# START OF MATERIAL SHOWN

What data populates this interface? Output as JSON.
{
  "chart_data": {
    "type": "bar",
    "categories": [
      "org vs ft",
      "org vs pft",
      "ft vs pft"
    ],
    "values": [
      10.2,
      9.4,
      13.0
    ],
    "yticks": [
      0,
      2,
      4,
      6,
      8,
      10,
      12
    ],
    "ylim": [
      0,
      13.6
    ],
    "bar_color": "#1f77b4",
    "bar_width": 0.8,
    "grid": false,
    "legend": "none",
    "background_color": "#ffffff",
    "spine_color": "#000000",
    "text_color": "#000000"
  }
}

# END OF MATERIAL SHOWN

Reproduce the listing in full. Keep it exactly as written.

FINISHED EXERCISE
What data populates this interface? Output as JSON.
{
  "chart_data": {
    "type": "bar",
    "categories": [
      "org vs ft",
      "org vs pft",
      "ft vs pft"
    ],
    "values": [
      10.2,
      9.4,
      13.0
    ],
    "yticks": [
      0,
      2,
      4,
      6,
      8,
      10,
      12
    ],
    "ylim": [
      0,
      13.6
    ],
    "bar_color": "#1f77b4",
    "bar_width": 0.8,
    "grid": false,
    "legend": "none",
    "background_color": "#ffffff",
    "spine_color": "#000000",
    "text_color": "#000000"
  }
}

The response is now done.